#### INSTRUCTIONS TO FOLLOW
In this exercise, reproduce all the entries that follow exactly.

#### DATASET ROWS
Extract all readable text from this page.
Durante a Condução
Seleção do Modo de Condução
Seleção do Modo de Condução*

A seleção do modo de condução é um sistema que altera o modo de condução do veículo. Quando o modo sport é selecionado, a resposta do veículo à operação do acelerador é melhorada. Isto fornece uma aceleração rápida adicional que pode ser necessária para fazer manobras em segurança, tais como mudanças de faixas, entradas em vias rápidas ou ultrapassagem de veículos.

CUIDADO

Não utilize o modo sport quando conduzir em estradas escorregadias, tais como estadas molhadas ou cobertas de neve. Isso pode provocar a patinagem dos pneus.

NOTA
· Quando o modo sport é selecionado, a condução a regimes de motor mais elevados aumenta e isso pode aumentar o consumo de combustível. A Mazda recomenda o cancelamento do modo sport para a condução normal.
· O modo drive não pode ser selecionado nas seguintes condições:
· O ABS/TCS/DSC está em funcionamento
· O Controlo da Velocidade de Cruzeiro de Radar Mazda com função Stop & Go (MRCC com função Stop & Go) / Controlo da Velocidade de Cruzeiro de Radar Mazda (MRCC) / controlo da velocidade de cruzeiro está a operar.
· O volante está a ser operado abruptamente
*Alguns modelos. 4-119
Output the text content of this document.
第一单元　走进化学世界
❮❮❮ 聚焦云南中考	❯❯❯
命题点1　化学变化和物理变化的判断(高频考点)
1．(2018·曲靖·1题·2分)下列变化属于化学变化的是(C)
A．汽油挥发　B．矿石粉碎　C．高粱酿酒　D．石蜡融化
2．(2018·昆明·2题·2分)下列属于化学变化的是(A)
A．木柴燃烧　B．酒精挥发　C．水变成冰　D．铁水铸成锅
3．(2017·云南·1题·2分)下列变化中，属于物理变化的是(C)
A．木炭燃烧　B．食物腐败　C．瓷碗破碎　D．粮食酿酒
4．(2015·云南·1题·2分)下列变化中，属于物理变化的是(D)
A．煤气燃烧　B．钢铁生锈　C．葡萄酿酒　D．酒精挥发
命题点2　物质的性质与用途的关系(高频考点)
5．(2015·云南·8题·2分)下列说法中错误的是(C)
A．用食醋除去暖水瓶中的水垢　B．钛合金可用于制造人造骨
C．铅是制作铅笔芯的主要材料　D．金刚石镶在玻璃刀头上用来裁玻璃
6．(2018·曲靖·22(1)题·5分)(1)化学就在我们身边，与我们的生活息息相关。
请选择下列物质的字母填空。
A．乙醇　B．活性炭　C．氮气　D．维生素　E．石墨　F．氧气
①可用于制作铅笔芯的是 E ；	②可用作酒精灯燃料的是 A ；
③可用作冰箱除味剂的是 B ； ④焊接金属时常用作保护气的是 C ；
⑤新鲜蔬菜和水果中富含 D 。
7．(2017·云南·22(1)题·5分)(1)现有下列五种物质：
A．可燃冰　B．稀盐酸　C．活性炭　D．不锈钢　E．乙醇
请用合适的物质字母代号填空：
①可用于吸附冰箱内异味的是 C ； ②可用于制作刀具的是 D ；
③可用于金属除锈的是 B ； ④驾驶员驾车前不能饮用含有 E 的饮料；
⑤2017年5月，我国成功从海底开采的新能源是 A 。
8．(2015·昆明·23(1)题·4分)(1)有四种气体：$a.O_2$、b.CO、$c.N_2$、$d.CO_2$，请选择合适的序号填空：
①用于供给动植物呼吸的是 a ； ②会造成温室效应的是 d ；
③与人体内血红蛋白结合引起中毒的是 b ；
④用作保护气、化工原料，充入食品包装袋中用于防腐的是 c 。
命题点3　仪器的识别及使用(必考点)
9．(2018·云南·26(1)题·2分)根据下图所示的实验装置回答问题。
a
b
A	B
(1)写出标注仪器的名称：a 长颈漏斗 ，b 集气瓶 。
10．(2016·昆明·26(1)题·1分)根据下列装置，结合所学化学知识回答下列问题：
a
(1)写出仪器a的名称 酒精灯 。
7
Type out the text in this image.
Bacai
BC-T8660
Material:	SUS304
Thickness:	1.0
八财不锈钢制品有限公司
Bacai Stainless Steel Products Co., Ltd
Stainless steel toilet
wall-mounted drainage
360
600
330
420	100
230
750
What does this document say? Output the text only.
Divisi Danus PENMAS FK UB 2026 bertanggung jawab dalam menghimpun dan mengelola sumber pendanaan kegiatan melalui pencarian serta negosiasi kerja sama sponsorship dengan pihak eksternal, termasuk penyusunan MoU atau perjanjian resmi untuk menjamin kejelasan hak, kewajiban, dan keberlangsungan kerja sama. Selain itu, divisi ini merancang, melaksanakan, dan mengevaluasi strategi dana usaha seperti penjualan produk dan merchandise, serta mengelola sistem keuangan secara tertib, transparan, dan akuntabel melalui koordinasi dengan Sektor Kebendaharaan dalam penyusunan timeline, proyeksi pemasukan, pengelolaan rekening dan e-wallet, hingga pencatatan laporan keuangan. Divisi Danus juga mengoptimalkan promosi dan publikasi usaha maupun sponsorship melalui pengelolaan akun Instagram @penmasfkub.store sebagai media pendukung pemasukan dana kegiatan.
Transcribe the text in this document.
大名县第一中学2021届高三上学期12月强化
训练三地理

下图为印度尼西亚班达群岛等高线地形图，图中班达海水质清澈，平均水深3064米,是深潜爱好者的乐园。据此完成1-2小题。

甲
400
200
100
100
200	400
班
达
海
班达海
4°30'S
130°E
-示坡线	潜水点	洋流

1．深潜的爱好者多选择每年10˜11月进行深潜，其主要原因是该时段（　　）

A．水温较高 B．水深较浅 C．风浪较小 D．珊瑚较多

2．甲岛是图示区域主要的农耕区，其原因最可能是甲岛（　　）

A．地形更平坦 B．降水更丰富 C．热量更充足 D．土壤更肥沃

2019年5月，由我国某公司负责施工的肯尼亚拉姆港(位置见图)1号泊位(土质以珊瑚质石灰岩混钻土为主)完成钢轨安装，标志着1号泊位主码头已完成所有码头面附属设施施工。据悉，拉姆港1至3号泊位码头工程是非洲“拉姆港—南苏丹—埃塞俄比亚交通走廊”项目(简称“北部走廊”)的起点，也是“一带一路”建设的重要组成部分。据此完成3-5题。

#### WRITTEN RESPONSE
Extract all readable text from this page.
Durante a Condução
Seleção do Modo de Condução
Seleção do Modo de Condução*

A seleção do modo de condução é um sistema que altera o modo de condução do veículo. Quando o modo sport é selecionado, a resposta do veículo à operação do acelerador é melhorada. Isto fornece uma aceleração rápida adicional que pode ser necessária para fazer manobras em segurança, tais como mudanças de faixas, entradas em vias rápidas ou ultrapassagem de veículos.

CUIDADO

Não utilize o modo sport quando conduzir em estradas escorregadias, tais como estadas molhadas ou cobertas de neve. Isso pode provocar a patinagem dos pneus.

NOTA
· Quando o modo sport é selecionado, a condução a regimes de motor mais elevados aumenta e isso pode aumentar o consumo de combustível. A Mazda recomenda o cancelamento do modo sport para a condução normal.
· O modo drive não pode ser selecionado nas seguintes condições:
· O ABS/TCS/DSC está em funcionamento
· O Controlo da Velocidade de Cruzeiro de Radar Mazda com função Stop & Go (MRCC com função Stop & Go) / Controlo da Velocidade de Cruzeiro de Radar Mazda (MRCC) / controlo da velocidade de cruzeiro está a operar.
· O volante está a ser operado abruptamente
*Alguns modelos. 4-119
Output the text content of this document.
第一单元　走进化学世界
❮❮❮ 聚焦云南中考	❯❯❯
命题点1　化学变化和物理变化的判断(高频考点)
1．(2018·曲靖·1题·2分)下列变化属于化学变化的是(C)
A．汽油挥发　B．矿石粉碎　C．高粱酿酒　D．石蜡融化
2．(2018·昆明·2题·2分)下列属于化学变化的是(A)
A．木柴燃烧　B．酒精挥发　C．水变成冰　D．铁水铸成锅
3．(2017·云南·1题·2分)下列变化中，属于物理变化的是(C)
A．木炭燃烧　B．食物腐败　C．瓷碗破碎　D．粮食酿酒
4．(2015·云南·1题·2分)下列变化中，属于物理变化的是(D)
A．煤气燃烧　B．钢铁生锈　C．葡萄酿酒　D．酒精挥发
命题点2　物质的性质与用途的关系(高频考点)
5．(2015·云南·8题·2分)下列说法中错误的是(C)
A．用食醋除去暖水瓶中的水垢　B．钛合金可用于制造人造骨
C．铅是制作铅笔芯的主要材料　D．金刚石镶在玻璃刀头上用来裁玻璃
6．(2018·曲靖·22(1)题·5分)(1)化学就在我们身边，与我们的生活息息相关。
请选择下列物质的字母填空。
A．乙醇　B．活性炭　C．氮气　D．维生素　E．石墨　F．氧气
①可用于制作铅笔芯的是 E ；	②可用作酒精灯燃料的是 A ；
③可用作冰箱除味剂的是 B ； ④焊接金属时常用作保护气的是 C ；
⑤新鲜蔬菜和水果中富含 D 。
7．(2017·云南·22(1)题·5分)(1)现有下列五种物质：
A．可燃冰　B．稀盐酸　C．活性炭　D．不锈钢　E．乙醇
请用合适的物质字母代号填空：
①可用于吸附冰箱内异味的是 C ； ②可用于制作刀具的是 D ；
③可用于金属除锈的是 B ； ④驾驶员驾车前不能饮用含有 E 的饮料；
⑤2017年5月，我国成功从海底开采的新能源是 A 。
8．(2015·昆明·23(1)题·4分)(1)有四种气体：$a.O_2$、b.CO、$c.N_2$、$d.CO_2$，请选择合适的序号填空：
①用于供给动植物呼吸的是 a ； ②会造成温室效应的是 d ；
③与人体内血红蛋白结合引起中毒的是 b ；
④用作保护气、化工原料，充入食品包装袋中用于防腐的是 c 。
命题点3　仪器的识别及使用(必考点)
9．(2018·云南·26(1)题·2分)根据下图所示的实验装置回答问题。
a
b
A	B
(1)写出标注仪器的名称：a 长颈漏斗 ，b 集气瓶 。
10．(2016·昆明·26(1)题·1分)根据下列装置，结合所学化学知识回答下列问题：
a
(1)写出仪器a的名称 酒精灯 。
7
Type out the text in this image.
Bacai
BC-T8660
Material:	SUS304
Thickness:	1.0
八财不锈钢制品有限公司
Bacai Stainless Steel Products Co., Ltd
Stainless steel toilet
wall-mounted drainage
360
600
330
420	100
230
750
What does this document say? Output the text only.
Divisi Danus PENMAS FK UB 2026 bertanggung jawab dalam menghimpun dan mengelola sumber pendanaan kegiatan melalui pencarian serta negosiasi kerja sama sponsorship dengan pihak eksternal, termasuk penyusunan MoU atau perjanjian resmi untuk menjamin kejelasan hak, kewajiban, dan keberlangsungan kerja sama. Selain itu, divisi ini merancang, melaksanakan, dan mengevaluasi strategi dana usaha seperti penjualan produk dan merchandise, serta mengelola sistem keuangan secara tertib, transparan, dan akuntabel melalui koordinasi dengan Sektor Kebendaharaan dalam penyusunan timeline, proyeksi pemasukan, pengelolaan rekening dan e-wallet, hingga pencatatan laporan keuangan. Divisi Danus juga mengoptimalkan promosi dan publikasi usaha maupun sponsorship melalui pengelolaan akun Instagram @penmasfkub.store sebagai media pendukung pemasukan dana kegiatan.
Transcribe the text in this document.
大名县第一中学2021届高三上学期12月强化
训练三地理

下图为印度尼西亚班达群岛等高线地形图，图中班达海水质清澈，平均水深3064米,是深潜爱好者的乐园。据此完成1-2小题。

甲
400
200
100
100
200	400
班
达
海
班达海
4°30'S
130°E
-示坡线	潜水点	洋流

1．深潜的爱好者多选择每年10˜11月进行深潜，其主要原因是该时段（　　）

A．水温较高 B．水深较浅 C．风浪较小 D．珊瑚较多

2．甲岛是图示区域主要的农耕区，其原因最可能是甲岛（　　）

A．地形更平坦 B．降水更丰富 C．热量更充足 D．土壤更肥沃

2019年5月，由我国某公司负责施工的肯尼亚拉姆港(位置见图)1号泊位(土质以珊瑚质石灰岩混钻土为主)完成钢轨安装，标志着1号泊位主码头已完成所有码头面附属设施施工。据悉，拉姆港1至3号泊位码头工程是非洲“拉姆港—南苏丹—埃塞俄比亚交通走廊”项目(简称“北部走廊”)的起点，也是“一带一路”建设的重要组成部分。据此完成3-5题。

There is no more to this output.